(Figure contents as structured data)
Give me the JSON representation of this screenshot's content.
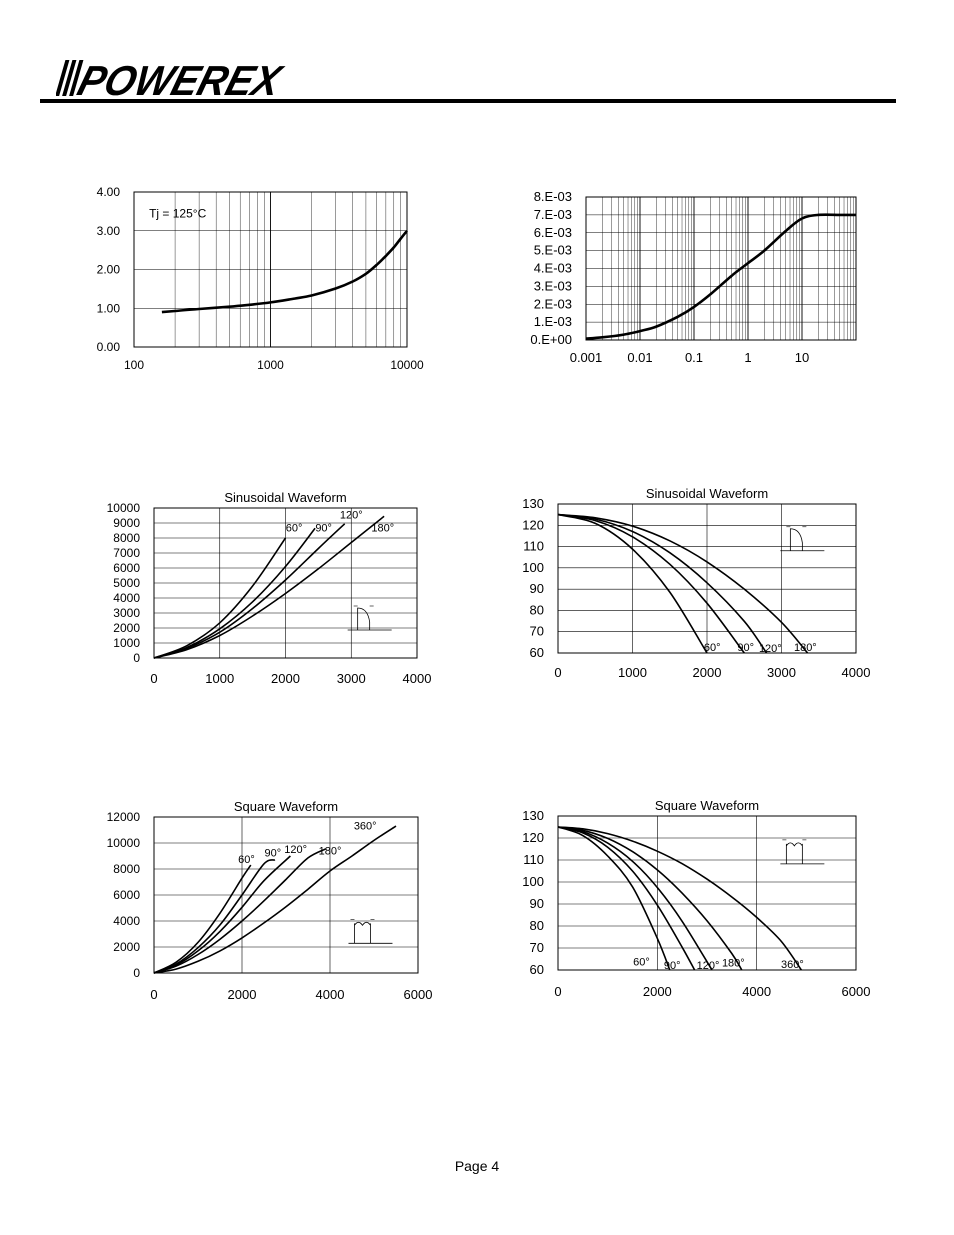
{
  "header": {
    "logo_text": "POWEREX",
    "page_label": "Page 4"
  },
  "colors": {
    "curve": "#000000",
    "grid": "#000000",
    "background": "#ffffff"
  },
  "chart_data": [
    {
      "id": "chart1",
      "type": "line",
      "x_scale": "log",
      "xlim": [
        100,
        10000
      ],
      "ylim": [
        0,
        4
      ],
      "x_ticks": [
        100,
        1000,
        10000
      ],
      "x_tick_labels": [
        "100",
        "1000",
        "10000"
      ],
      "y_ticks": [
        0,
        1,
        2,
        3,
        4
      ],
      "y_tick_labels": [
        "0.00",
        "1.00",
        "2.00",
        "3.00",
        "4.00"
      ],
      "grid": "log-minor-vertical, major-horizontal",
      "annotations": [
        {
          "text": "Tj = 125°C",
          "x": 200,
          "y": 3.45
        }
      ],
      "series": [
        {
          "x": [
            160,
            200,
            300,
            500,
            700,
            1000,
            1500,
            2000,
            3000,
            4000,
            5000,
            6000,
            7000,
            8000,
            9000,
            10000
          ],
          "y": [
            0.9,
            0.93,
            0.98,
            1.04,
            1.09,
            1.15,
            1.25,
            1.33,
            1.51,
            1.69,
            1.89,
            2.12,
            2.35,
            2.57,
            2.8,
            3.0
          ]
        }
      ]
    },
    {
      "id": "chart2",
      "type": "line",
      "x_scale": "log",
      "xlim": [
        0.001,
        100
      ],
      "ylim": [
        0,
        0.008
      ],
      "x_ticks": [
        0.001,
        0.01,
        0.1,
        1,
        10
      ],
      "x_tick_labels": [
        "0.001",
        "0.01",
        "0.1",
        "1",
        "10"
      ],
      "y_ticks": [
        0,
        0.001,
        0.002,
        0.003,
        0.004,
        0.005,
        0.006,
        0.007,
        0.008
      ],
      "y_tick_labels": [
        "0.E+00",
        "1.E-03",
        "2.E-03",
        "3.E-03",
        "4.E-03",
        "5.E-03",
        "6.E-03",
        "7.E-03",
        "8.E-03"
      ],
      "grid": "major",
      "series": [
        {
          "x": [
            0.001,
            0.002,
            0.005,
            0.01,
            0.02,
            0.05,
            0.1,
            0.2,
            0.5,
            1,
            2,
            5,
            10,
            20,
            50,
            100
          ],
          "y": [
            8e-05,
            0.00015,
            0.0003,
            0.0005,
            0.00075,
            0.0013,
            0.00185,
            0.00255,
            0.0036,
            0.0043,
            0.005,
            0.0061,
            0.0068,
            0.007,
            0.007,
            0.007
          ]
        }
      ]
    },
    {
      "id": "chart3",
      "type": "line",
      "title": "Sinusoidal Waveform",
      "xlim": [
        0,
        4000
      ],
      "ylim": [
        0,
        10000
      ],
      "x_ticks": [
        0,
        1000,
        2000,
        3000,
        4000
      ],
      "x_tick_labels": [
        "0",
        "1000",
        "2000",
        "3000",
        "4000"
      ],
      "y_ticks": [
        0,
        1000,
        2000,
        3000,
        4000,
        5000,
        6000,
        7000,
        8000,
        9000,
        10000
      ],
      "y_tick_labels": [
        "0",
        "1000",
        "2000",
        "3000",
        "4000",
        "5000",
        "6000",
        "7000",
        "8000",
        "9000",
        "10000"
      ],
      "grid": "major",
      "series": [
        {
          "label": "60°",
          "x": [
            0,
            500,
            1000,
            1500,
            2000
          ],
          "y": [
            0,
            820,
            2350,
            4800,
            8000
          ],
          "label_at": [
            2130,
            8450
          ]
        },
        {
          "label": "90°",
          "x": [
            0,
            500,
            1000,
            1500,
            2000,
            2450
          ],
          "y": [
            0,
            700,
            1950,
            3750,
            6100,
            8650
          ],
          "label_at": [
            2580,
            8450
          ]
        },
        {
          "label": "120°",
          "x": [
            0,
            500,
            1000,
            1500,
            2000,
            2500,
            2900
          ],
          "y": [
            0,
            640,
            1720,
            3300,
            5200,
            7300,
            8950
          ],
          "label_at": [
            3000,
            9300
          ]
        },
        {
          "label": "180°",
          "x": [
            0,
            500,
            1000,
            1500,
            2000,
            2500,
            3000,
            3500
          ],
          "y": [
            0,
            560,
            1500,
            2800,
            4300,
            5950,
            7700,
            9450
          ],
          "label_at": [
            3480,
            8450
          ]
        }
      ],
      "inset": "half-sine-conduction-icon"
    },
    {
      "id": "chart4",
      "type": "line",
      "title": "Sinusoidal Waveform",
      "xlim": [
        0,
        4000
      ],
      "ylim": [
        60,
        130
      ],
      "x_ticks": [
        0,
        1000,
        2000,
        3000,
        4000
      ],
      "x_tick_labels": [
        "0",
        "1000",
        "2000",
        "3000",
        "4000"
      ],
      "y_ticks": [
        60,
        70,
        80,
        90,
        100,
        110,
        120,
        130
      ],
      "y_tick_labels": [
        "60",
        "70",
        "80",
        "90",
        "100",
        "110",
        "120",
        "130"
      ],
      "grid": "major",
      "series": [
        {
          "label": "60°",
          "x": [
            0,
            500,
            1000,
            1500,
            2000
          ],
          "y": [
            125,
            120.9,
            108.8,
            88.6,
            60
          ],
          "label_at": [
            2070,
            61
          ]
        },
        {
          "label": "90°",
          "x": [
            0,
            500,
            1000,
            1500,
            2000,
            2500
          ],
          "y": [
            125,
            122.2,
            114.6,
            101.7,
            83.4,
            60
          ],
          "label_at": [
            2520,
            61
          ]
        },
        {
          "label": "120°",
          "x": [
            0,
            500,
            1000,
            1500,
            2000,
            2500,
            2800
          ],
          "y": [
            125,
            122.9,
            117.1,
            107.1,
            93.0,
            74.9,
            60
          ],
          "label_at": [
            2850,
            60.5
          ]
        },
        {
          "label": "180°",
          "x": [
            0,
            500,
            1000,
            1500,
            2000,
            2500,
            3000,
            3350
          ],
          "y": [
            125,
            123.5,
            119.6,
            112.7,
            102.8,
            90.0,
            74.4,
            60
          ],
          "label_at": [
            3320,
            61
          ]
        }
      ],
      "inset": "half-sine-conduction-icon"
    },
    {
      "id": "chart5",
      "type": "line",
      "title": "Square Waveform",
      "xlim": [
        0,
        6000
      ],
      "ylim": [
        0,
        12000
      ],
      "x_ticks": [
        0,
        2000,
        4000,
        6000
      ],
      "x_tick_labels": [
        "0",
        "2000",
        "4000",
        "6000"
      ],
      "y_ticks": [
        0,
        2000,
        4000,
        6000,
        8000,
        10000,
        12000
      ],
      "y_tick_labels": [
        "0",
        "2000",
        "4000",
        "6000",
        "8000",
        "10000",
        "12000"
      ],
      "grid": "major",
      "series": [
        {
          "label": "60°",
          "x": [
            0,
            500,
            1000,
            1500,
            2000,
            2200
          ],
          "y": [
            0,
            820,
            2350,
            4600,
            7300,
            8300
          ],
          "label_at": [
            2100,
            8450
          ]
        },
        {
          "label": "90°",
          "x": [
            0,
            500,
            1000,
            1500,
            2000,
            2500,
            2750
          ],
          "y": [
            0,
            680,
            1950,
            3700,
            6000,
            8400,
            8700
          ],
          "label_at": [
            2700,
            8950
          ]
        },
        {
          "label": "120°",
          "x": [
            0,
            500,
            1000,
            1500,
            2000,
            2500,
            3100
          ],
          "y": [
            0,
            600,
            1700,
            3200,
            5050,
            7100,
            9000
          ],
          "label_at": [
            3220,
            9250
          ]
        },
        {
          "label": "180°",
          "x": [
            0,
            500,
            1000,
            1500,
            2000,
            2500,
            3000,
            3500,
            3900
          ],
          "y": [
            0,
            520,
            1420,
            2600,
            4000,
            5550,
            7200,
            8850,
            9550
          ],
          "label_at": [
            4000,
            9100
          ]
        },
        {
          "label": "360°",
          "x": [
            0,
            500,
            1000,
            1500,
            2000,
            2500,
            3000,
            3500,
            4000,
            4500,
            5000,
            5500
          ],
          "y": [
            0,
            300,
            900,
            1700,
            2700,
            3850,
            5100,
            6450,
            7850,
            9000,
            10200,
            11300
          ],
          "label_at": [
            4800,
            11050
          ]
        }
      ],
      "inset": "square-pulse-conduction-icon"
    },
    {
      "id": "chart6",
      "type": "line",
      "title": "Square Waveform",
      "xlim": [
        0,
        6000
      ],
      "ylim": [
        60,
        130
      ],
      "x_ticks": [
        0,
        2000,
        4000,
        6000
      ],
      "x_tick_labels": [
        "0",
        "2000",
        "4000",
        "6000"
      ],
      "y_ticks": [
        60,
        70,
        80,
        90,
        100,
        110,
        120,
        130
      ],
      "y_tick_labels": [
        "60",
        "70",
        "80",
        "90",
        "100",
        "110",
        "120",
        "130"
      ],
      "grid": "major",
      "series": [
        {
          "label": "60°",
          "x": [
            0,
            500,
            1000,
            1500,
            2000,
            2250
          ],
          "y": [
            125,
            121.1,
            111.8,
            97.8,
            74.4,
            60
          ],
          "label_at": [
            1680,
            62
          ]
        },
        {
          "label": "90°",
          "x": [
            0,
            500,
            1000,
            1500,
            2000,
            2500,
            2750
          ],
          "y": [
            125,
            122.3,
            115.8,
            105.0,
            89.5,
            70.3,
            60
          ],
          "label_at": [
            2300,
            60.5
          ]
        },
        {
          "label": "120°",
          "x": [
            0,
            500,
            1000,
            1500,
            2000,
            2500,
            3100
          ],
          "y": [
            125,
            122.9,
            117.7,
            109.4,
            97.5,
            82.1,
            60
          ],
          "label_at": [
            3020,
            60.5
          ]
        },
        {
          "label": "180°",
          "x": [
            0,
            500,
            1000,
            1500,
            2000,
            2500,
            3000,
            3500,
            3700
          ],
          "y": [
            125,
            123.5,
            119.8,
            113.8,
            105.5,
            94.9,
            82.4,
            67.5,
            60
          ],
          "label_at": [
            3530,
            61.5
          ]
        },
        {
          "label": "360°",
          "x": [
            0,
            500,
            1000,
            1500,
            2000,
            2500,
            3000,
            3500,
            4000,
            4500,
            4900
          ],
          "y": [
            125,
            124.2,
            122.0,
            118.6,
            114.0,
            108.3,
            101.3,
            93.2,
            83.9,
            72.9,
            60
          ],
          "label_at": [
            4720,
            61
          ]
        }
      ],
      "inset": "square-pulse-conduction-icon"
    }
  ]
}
==
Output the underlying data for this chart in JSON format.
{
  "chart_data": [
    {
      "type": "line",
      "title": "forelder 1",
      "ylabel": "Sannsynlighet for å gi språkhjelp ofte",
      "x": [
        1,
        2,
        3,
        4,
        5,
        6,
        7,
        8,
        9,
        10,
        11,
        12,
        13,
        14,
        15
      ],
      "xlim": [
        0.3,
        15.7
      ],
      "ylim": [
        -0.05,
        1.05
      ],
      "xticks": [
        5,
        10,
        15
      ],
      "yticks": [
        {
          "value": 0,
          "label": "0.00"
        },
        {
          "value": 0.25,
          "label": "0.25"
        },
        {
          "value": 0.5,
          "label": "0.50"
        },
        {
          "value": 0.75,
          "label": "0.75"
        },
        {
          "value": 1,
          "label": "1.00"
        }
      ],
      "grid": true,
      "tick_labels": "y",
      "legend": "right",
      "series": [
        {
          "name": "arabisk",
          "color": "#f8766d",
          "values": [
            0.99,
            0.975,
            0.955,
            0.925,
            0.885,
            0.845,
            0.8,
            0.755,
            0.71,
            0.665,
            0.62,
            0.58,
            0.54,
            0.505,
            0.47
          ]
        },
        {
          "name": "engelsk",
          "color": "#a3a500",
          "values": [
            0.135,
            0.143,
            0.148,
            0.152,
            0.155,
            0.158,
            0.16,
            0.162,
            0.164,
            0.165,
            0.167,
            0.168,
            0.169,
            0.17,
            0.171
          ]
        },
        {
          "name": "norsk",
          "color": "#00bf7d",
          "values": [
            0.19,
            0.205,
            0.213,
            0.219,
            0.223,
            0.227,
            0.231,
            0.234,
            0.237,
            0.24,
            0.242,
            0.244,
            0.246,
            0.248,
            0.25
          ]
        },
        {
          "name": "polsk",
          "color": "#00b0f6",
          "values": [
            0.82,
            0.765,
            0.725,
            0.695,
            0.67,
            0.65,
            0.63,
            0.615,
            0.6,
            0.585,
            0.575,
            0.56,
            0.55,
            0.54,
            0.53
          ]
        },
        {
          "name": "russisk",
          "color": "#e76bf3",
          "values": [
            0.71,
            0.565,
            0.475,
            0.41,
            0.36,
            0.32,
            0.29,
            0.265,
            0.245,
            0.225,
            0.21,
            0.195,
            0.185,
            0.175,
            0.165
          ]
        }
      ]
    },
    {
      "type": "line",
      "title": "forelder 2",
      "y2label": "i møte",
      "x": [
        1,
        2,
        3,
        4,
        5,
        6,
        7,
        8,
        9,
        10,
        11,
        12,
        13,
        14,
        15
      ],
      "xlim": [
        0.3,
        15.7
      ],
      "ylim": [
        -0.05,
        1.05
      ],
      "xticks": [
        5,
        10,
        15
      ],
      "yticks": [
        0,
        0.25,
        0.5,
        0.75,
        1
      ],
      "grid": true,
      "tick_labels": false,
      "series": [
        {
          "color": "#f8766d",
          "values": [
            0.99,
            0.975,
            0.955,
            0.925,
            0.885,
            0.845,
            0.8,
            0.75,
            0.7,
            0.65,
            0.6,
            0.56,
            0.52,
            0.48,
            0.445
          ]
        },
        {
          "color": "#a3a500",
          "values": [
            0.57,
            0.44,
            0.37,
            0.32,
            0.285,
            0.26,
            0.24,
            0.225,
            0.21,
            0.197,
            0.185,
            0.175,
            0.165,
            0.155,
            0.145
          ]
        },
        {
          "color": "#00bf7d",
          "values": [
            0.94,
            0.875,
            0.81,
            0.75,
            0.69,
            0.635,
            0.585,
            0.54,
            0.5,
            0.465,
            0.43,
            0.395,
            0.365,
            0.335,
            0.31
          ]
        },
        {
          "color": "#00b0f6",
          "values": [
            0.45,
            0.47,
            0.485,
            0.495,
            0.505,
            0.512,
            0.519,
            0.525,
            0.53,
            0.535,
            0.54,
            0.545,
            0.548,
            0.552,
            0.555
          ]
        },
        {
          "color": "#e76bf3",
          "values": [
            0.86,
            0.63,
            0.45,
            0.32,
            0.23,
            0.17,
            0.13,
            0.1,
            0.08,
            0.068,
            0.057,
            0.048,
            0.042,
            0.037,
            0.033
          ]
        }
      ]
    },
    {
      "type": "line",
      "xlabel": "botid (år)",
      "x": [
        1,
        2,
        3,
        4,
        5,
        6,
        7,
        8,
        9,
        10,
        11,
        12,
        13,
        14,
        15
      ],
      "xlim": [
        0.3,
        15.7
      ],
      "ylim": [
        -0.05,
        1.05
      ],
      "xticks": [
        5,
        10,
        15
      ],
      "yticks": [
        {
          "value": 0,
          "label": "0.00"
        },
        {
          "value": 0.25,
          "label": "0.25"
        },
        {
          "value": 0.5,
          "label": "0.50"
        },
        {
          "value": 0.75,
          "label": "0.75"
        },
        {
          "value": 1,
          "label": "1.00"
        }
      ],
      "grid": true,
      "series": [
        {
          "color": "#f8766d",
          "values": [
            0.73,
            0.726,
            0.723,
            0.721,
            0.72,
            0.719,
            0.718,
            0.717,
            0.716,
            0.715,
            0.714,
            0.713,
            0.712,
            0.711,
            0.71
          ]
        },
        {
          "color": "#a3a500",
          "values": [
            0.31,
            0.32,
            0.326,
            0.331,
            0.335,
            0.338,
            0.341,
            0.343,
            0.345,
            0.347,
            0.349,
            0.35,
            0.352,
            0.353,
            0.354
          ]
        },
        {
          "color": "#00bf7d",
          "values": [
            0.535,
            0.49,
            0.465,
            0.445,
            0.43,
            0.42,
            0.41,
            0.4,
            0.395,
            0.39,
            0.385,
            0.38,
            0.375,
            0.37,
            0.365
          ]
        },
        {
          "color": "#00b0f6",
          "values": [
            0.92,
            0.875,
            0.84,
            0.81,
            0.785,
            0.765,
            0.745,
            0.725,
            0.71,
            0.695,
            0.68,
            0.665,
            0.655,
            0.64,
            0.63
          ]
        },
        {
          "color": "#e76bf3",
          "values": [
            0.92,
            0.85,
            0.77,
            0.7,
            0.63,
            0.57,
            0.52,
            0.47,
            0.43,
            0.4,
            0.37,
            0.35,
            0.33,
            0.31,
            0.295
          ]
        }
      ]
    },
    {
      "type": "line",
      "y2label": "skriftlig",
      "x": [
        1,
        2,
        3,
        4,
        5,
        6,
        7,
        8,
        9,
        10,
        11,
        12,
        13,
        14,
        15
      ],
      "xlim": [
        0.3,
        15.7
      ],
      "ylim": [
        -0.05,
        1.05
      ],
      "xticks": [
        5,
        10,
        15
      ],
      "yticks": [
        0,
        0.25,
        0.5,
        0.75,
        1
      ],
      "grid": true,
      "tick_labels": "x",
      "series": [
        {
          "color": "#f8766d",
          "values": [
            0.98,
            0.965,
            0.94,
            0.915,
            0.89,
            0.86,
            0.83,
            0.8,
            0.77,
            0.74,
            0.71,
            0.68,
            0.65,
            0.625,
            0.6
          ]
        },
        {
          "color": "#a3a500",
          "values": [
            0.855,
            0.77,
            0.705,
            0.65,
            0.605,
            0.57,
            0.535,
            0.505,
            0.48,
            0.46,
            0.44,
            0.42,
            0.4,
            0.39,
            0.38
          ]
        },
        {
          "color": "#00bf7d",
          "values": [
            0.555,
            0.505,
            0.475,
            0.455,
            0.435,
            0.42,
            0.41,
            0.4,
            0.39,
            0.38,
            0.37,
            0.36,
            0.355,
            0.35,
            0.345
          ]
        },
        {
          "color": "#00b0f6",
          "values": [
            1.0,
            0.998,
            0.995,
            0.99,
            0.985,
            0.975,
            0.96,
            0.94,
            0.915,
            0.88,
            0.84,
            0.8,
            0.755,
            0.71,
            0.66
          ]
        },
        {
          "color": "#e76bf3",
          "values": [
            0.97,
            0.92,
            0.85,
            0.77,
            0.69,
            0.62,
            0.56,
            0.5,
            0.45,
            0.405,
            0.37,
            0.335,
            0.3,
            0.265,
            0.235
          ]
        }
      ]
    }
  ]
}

| To do |
Look over the listing above. Pick out and copy every line that includes "JSON".

| The response |
Give me the JSON representation of this screenshot's content.
Output the underlying data for this chart in JSON format.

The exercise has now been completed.